▶ **SHORT EXERCISE**
Go through the lines below and copy each one that holds the string "heading".

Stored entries
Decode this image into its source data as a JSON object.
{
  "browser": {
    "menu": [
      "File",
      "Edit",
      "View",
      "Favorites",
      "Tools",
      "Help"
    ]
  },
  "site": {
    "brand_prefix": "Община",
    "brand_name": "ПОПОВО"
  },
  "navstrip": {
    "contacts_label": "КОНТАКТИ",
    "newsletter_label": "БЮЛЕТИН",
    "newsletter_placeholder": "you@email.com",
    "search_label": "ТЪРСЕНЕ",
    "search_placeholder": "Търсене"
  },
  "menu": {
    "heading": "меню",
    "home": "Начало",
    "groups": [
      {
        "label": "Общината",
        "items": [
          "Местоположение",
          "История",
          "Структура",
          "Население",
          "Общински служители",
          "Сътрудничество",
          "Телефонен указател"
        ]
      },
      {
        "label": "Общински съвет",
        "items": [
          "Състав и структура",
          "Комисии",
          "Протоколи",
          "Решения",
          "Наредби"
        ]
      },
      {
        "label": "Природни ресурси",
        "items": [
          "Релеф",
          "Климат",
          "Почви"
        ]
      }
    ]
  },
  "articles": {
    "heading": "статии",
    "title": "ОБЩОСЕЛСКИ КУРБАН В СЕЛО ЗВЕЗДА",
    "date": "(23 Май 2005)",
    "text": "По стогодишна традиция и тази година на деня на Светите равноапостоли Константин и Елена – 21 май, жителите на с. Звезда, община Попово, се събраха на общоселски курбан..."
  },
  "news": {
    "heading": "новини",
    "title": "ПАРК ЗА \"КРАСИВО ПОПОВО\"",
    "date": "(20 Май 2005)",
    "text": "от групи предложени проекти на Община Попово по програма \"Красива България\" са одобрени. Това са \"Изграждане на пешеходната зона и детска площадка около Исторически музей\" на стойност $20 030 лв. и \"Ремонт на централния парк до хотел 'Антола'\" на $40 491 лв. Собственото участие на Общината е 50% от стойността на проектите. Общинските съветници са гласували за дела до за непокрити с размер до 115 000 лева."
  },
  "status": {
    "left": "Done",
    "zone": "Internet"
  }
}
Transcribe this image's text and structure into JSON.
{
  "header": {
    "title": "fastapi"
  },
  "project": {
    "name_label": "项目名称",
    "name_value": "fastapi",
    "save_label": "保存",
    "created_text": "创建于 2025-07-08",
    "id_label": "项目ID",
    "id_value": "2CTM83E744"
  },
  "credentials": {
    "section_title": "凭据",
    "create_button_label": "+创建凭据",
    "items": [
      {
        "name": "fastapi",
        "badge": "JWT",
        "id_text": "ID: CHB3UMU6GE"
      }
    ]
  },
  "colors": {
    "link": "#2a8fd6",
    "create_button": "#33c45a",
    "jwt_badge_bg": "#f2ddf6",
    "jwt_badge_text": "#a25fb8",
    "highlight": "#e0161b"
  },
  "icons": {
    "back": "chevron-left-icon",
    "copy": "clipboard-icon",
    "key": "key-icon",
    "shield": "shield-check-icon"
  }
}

▶ **FULL OUTPUT**
    "heading": "меню",
    "heading": "статии",
    "heading": "новини",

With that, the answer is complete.